Dataset records
::::
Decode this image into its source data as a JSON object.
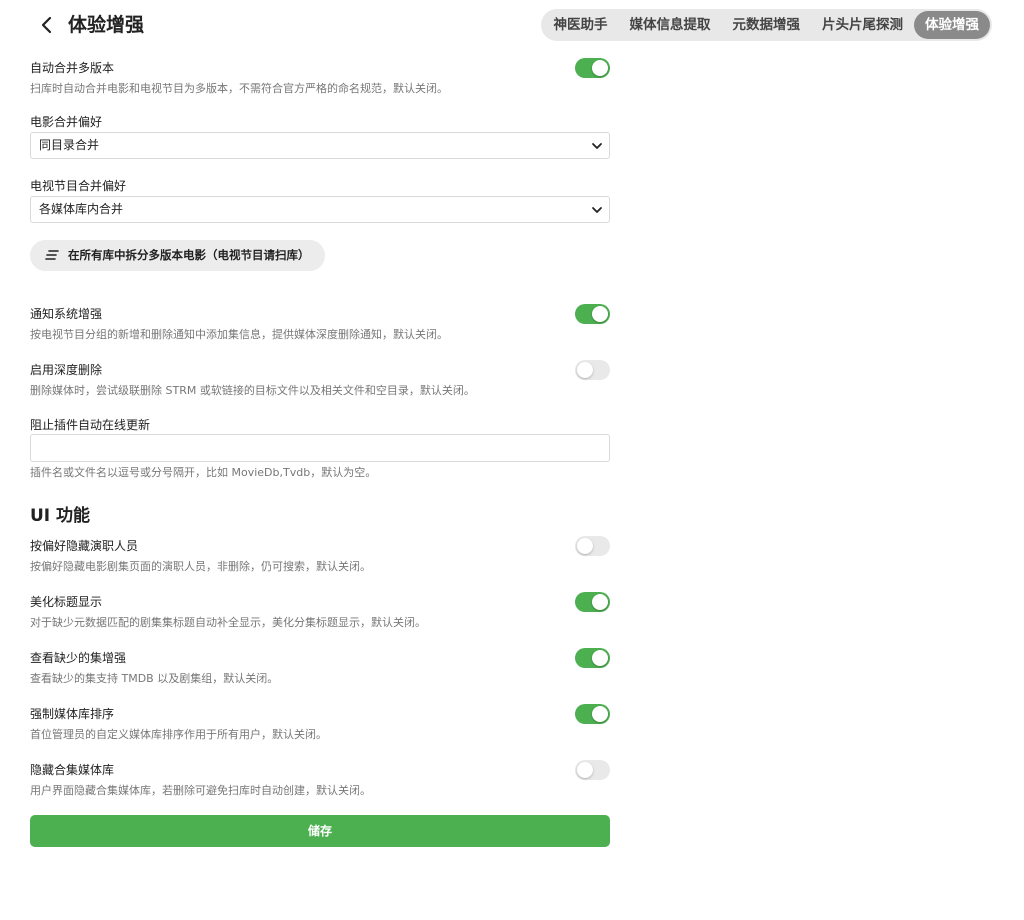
{
  "header": {
    "title": "体验增强",
    "tabs": [
      {
        "label": "神医助手",
        "active": false
      },
      {
        "label": "媒体信息提取",
        "active": false
      },
      {
        "label": "元数据增强",
        "active": false
      },
      {
        "label": "片头片尾探测",
        "active": false
      },
      {
        "label": "体验增强",
        "active": true
      }
    ]
  },
  "settings": {
    "auto_merge": {
      "label": "自动合并多版本",
      "desc": "扫库时自动合并电影和电视节目为多版本，不需符合官方严格的命名规范，默认关闭。",
      "enabled": true
    },
    "movie_pref": {
      "label": "电影合并偏好",
      "value": "同目录合并"
    },
    "tv_pref": {
      "label": "电视节目合并偏好",
      "value": "各媒体库内合并"
    },
    "split_button": {
      "label": "在所有库中拆分多版本电影（电视节目请扫库）"
    },
    "notify": {
      "label": "通知系统增强",
      "desc": "按电视节目分组的新增和删除通知中添加集信息，提供媒体深度删除通知，默认关闭。",
      "enabled": true
    },
    "deep_delete": {
      "label": "启用深度删除",
      "desc": "删除媒体时，尝试级联删除 STRM 或软链接的目标文件以及相关文件和空目录，默认关闭。",
      "enabled": false
    },
    "block_update": {
      "label": "阻止插件自动在线更新",
      "value": "",
      "desc": "插件名或文件名以逗号或分号隔开，比如 MovieDb,Tvdb，默认为空。"
    }
  },
  "ui_section": {
    "title": "UI 功能",
    "items": [
      {
        "label": "按偏好隐藏演职人员",
        "desc": "按偏好隐藏电影剧集页面的演职人员，非删除，仍可搜索，默认关闭。",
        "enabled": false
      },
      {
        "label": "美化标题显示",
        "desc": "对于缺少元数据匹配的剧集集标题自动补全显示，美化分集标题显示，默认关闭。",
        "enabled": true
      },
      {
        "label": "查看缺少的集增强",
        "desc": "查看缺少的集支持 TMDB 以及剧集组，默认关闭。",
        "enabled": true
      },
      {
        "label": "强制媒体库排序",
        "desc": "首位管理员的自定义媒体库排序作用于所有用户，默认关闭。",
        "enabled": true
      },
      {
        "label": "隐藏合集媒体库",
        "desc": "用户界面隐藏合集媒体库，若删除可避免扫库时自动创建，默认关闭。",
        "enabled": false
      }
    ]
  },
  "save_label": "储存",
  "colors": {
    "accent": "#4caf50",
    "tab_active": "#8a8a8a",
    "toggle_off": "#e9e9e9"
  }
}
::::
Copy all the lines of data exactly as they appear, dropping any images.

Decode this image into its source data as a JSON object.
{
  "header": {
    "title": "体验增强",
    "tabs": [
      {
        "label": "神医助手",
        "active": false
      },
      {
        "label": "媒体信息提取",
        "active": false
      },
      {
        "label": "元数据增强",
        "active": false
      },
      {
        "label": "片头片尾探测",
        "active": false
      },
      {
        "label": "体验增强",
        "active": true
      }
    ]
  },
  "settings": {
    "auto_merge": {
      "label": "自动合并多版本",
      "desc": "扫库时自动合并电影和电视节目为多版本，不需符合官方严格的命名规范，默认关闭。",
      "enabled": true
    },
    "movie_pref": {
      "label": "电影合并偏好",
      "value": "同目录合并"
    },
    "tv_pref": {
      "label": "电视节目合并偏好",
      "value": "各媒体库内合并"
    },
    "split_button": {
      "label": "在所有库中拆分多版本电影（电视节目请扫库）"
    },
    "notify": {
      "label": "通知系统增强",
      "desc": "按电视节目分组的新增和删除通知中添加集信息，提供媒体深度删除通知，默认关闭。",
      "enabled": true
    },
    "deep_delete": {
      "label": "启用深度删除",
      "desc": "删除媒体时，尝试级联删除 STRM 或软链接的目标文件以及相关文件和空目录，默认关闭。",
      "enabled": false
    },
    "block_update": {
      "label": "阻止插件自动在线更新",
      "value": "",
      "desc": "插件名或文件名以逗号或分号隔开，比如 MovieDb,Tvdb，默认为空。"
    }
  },
  "ui_section": {
    "title": "UI 功能",
    "items": [
      {
        "label": "按偏好隐藏演职人员",
        "desc": "按偏好隐藏电影剧集页面的演职人员，非删除，仍可搜索，默认关闭。",
        "enabled": false
      },
      {
        "label": "美化标题显示",
        "desc": "对于缺少元数据匹配的剧集集标题自动补全显示，美化分集标题显示，默认关闭。",
        "enabled": true
      },
      {
        "label": "查看缺少的集增强",
        "desc": "查看缺少的集支持 TMDB 以及剧集组，默认关闭。",
        "enabled": true
      },
      {
        "label": "强制媒体库排序",
        "desc": "首位管理员的自定义媒体库排序作用于所有用户，默认关闭。",
        "enabled": true
      },
      {
        "label": "隐藏合集媒体库",
        "desc": "用户界面隐藏合集媒体库，若删除可避免扫库时自动创建，默认关闭。",
        "enabled": false
      }
    ]
  },
  "save_label": "储存",
  "colors": {
    "accent": "#4caf50",
    "tab_active": "#8a8a8a",
    "toggle_off": "#e9e9e9"
  }
}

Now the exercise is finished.